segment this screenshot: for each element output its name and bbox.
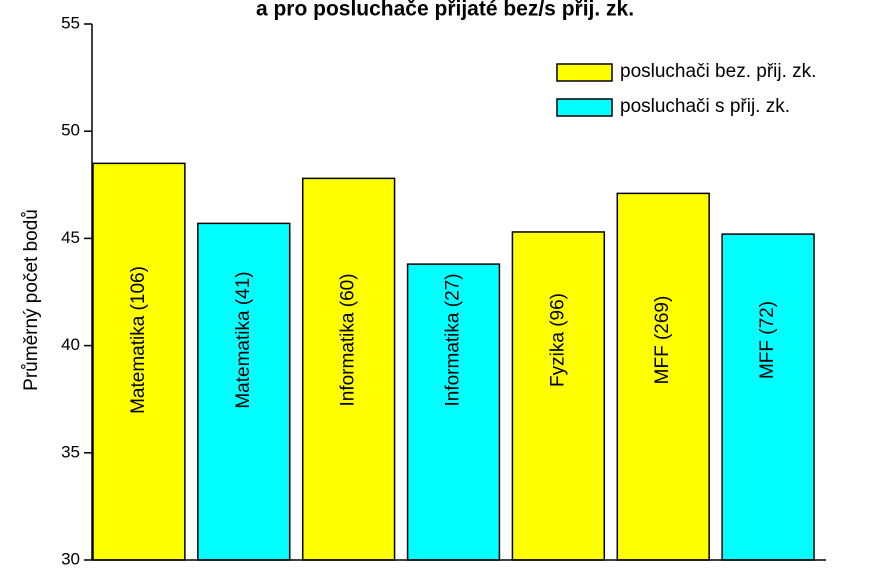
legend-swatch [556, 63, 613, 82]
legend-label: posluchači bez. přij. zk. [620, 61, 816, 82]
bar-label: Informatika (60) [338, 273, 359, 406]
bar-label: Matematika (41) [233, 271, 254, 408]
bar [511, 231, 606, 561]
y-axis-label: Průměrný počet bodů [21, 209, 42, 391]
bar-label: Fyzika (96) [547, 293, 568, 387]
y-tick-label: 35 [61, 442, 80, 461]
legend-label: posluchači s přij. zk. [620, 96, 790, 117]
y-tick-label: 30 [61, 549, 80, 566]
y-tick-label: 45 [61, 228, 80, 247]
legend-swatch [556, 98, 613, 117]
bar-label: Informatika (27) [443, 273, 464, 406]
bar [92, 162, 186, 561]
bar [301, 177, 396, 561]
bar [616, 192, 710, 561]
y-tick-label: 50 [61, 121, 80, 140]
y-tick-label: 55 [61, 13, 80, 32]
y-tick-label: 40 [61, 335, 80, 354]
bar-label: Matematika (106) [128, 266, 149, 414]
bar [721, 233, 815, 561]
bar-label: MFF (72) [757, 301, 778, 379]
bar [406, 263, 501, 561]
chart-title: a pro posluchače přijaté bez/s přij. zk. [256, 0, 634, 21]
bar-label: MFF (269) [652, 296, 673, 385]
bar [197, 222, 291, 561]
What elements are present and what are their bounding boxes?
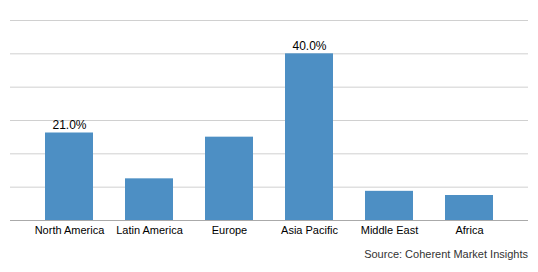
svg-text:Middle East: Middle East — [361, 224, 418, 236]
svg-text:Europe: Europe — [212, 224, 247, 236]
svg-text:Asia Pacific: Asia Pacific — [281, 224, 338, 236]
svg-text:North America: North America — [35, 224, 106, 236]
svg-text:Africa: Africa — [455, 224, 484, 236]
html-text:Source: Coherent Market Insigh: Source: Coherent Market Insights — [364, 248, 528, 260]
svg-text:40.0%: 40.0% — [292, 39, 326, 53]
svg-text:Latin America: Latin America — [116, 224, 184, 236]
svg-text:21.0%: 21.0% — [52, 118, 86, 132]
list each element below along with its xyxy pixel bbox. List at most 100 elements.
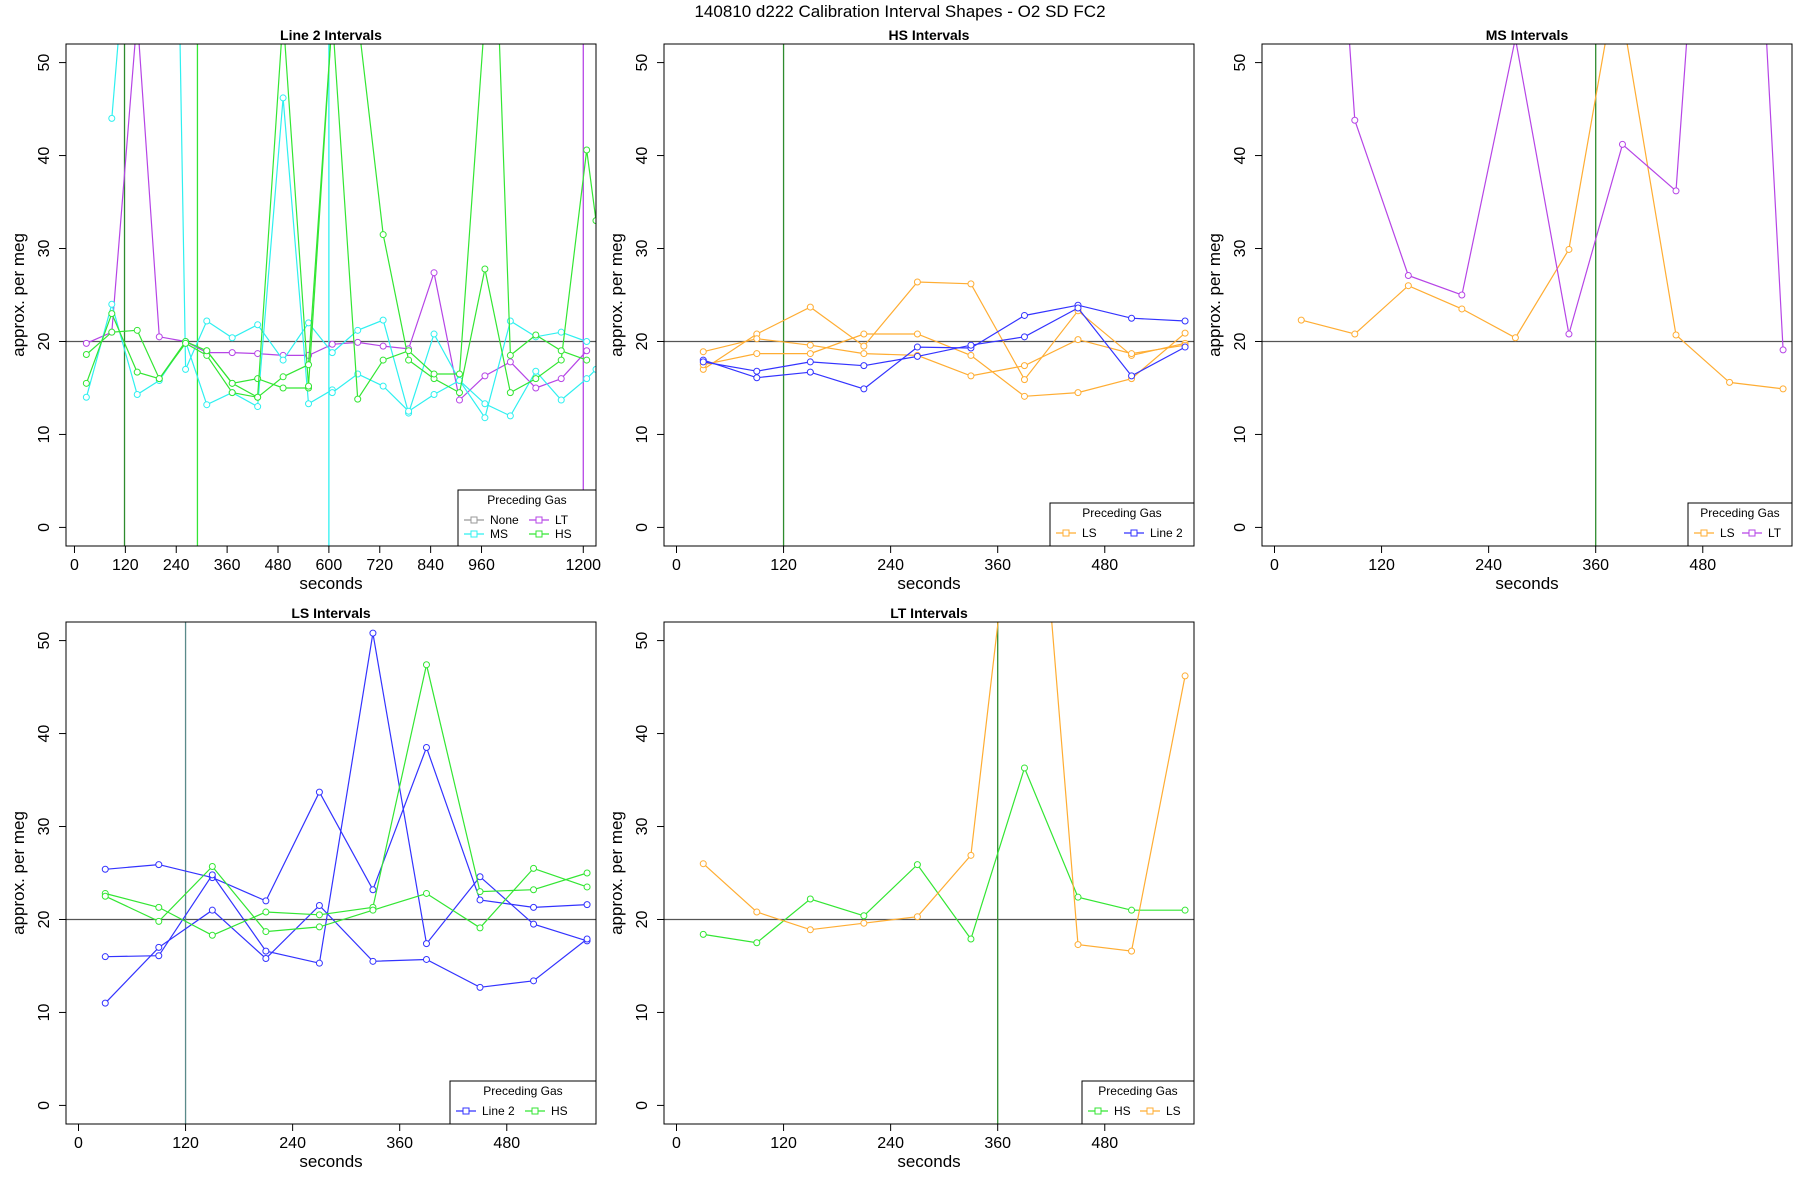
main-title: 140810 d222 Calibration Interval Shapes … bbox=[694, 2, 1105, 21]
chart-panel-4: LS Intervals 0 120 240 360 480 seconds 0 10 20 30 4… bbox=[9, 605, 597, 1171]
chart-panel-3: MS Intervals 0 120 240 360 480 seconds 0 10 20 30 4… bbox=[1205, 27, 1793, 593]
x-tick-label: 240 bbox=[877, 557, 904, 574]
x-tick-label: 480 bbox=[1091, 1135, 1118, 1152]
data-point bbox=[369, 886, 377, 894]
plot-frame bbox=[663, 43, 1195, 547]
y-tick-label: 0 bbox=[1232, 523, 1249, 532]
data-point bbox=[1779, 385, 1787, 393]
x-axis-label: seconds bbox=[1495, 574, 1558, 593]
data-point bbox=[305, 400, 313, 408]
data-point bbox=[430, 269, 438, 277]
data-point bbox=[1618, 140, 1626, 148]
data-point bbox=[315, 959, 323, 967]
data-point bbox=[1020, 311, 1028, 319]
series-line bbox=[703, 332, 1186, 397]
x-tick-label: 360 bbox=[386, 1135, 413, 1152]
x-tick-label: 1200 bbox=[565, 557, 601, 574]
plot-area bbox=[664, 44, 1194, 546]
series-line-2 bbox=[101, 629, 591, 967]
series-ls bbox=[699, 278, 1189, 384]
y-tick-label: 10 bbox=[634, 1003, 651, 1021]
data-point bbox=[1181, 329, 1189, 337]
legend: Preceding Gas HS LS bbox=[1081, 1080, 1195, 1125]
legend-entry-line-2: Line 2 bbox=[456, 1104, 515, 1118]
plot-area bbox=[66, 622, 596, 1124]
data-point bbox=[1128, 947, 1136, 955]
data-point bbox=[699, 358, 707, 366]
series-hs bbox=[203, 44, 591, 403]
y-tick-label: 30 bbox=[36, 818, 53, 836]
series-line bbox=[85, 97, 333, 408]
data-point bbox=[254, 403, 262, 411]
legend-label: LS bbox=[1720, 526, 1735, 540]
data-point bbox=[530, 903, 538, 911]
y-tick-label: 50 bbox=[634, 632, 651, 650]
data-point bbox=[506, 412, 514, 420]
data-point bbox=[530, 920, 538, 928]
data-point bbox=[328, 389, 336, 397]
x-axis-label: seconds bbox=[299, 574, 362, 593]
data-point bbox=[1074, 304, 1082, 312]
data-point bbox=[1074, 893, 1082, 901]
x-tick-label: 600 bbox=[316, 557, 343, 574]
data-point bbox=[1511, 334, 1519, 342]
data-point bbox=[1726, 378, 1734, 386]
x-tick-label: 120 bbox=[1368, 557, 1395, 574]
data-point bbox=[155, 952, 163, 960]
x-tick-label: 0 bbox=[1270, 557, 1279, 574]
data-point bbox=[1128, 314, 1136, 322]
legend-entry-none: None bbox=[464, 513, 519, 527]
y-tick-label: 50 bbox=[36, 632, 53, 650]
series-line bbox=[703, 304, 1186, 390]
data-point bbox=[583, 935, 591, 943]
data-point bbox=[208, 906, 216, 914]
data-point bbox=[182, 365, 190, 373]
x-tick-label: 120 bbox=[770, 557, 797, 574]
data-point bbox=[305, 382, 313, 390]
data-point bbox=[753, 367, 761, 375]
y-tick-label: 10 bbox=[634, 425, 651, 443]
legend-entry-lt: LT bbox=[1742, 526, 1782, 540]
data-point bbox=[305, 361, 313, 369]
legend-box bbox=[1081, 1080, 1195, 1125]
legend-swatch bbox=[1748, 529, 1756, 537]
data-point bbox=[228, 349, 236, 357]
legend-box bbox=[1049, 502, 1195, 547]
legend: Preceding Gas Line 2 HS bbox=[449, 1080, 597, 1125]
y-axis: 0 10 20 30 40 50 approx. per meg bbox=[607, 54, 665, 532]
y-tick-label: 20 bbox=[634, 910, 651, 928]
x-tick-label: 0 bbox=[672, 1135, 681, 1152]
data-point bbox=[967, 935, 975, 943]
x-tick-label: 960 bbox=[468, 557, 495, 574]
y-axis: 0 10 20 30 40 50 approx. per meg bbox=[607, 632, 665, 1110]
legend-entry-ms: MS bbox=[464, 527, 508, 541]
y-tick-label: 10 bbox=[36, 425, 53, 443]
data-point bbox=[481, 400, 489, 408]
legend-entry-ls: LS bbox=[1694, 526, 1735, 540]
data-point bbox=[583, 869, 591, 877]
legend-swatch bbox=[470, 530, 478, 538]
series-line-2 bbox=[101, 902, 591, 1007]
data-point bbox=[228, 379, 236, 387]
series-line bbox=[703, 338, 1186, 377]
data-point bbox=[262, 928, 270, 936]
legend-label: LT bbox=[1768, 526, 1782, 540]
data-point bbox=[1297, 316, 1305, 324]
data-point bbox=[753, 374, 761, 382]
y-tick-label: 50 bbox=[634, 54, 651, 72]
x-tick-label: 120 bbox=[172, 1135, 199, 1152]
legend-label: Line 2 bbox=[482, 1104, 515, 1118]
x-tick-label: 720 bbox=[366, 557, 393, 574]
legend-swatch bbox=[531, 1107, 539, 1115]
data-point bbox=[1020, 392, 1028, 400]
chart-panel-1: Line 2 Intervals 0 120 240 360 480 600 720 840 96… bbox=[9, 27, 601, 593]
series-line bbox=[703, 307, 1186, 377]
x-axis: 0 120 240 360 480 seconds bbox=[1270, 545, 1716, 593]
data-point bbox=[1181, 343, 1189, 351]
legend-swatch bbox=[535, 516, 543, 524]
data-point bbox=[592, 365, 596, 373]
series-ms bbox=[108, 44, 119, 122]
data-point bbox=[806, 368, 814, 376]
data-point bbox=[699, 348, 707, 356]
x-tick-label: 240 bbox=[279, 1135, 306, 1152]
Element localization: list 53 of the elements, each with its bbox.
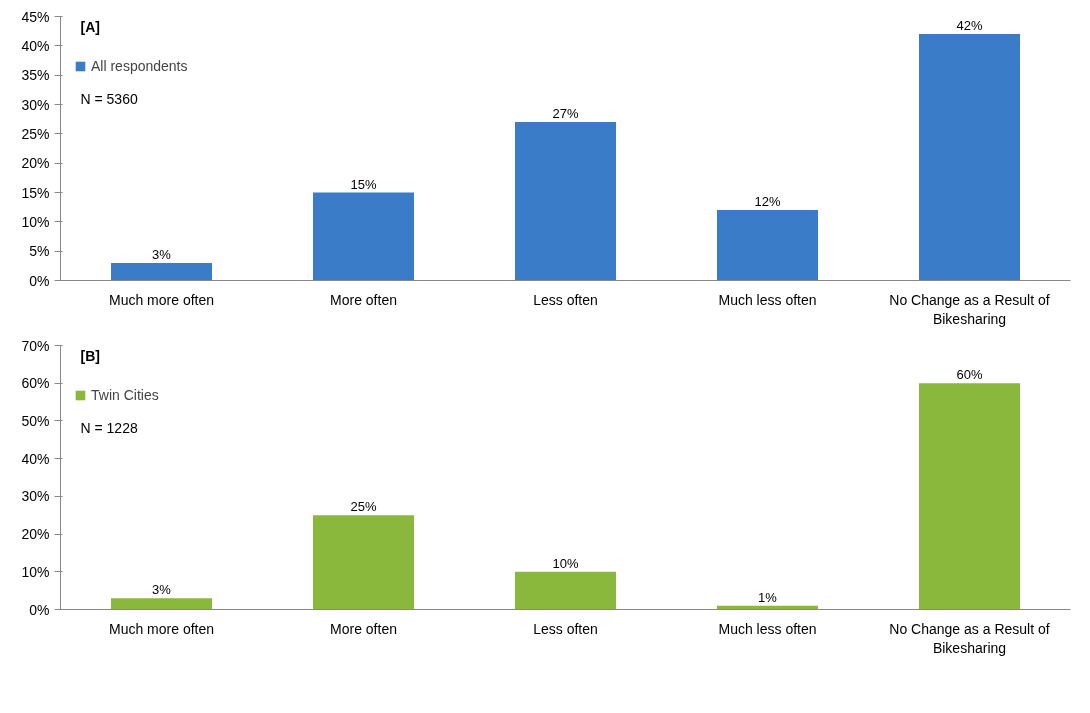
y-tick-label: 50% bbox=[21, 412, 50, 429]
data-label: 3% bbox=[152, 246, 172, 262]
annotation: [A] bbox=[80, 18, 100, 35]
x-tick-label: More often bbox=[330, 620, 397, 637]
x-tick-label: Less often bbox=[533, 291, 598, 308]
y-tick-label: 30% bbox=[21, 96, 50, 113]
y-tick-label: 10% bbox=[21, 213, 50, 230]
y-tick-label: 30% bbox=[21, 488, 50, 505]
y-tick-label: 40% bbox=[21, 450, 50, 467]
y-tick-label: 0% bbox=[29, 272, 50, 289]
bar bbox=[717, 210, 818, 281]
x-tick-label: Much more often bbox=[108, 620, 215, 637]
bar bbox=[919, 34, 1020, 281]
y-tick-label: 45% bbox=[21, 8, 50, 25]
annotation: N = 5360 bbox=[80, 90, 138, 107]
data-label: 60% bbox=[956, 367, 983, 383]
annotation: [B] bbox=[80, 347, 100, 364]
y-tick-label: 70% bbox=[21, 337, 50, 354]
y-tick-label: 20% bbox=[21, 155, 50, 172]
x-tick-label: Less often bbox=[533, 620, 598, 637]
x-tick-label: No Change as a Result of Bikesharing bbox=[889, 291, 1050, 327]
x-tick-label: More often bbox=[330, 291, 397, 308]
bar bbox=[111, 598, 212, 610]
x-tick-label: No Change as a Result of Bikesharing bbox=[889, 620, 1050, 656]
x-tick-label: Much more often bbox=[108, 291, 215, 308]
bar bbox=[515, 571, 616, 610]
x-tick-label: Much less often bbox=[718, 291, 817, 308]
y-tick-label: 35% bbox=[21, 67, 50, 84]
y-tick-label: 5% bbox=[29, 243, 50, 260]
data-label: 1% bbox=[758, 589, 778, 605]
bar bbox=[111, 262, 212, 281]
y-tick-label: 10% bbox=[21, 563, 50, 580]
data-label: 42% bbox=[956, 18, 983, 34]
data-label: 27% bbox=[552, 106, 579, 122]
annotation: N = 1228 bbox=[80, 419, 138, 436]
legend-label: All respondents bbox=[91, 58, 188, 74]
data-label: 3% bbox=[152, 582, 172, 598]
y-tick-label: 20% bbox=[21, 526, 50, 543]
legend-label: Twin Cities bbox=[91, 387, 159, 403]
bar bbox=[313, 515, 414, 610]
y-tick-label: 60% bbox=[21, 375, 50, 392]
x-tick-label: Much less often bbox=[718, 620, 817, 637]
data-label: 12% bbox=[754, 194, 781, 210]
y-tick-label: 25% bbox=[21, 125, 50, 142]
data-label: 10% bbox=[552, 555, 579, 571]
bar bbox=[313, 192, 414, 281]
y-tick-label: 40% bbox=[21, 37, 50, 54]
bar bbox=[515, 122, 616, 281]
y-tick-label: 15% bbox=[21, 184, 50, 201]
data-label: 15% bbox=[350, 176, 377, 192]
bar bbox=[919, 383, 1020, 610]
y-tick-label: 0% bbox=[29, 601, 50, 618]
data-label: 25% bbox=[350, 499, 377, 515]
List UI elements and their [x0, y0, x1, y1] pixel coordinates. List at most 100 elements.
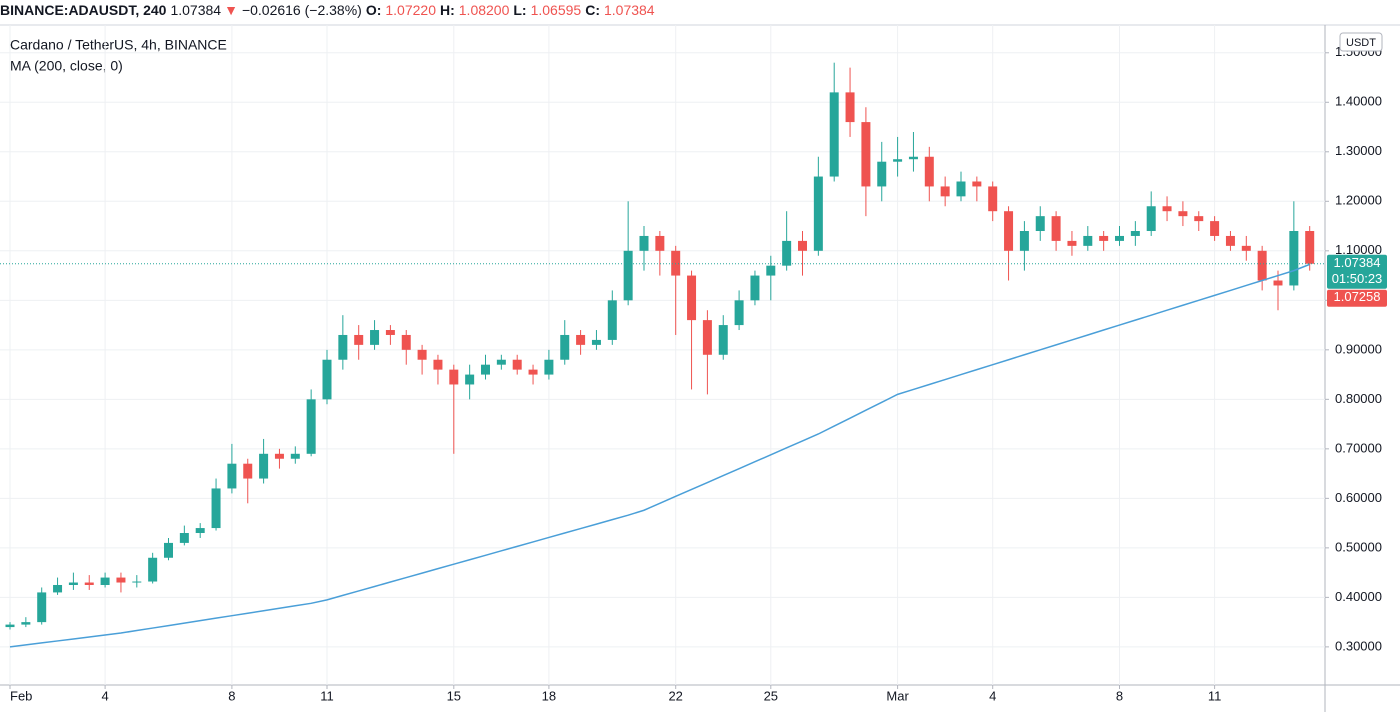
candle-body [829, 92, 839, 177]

§ **TASK PROMPT**:
From the listing above, pull out every line from the one containing "y-tick-label: 50% bbox=[21, 412, 50, 429]" through the one containing "bar bbox=[111, 598, 212, 610]", both included, and reproduce each character for character.

§ **PROBLEM SOLUTION**:
y-tick-label: 50% bbox=[21, 412, 50, 429]
data-label: 3% bbox=[152, 246, 172, 262]
annotation: [A] bbox=[80, 18, 100, 35]
x-tick-label: More often bbox=[330, 620, 397, 637]
x-tick-label: Less often bbox=[533, 291, 598, 308]
y-tick-label: 30% bbox=[21, 96, 50, 113]
y-tick-label: 10% bbox=[21, 213, 50, 230]
y-tick-label: 30% bbox=[21, 488, 50, 505]
y-tick-label: 40% bbox=[21, 450, 50, 467]
y-tick-label: 0% bbox=[29, 272, 50, 289]
bar bbox=[717, 210, 818, 281]
x-tick-label: Much more often bbox=[108, 620, 215, 637]
bar bbox=[919, 34, 1020, 281]
y-tick-label: 45% bbox=[21, 8, 50, 25]
annotation: N = 5360 bbox=[80, 90, 138, 107]
data-label: 60% bbox=[956, 367, 983, 383]
annotation: [B] bbox=[80, 347, 100, 364]
y-tick-label: 70% bbox=[21, 337, 50, 354]
y-tick-label: 20% bbox=[21, 155, 50, 172]
x-tick-label: Less often bbox=[533, 620, 598, 637]
x-tick-label: No Change as a Result of Bikesharing bbox=[889, 291, 1050, 327]
x-tick-label: More often bbox=[330, 291, 397, 308]
bar bbox=[111, 598, 212, 610]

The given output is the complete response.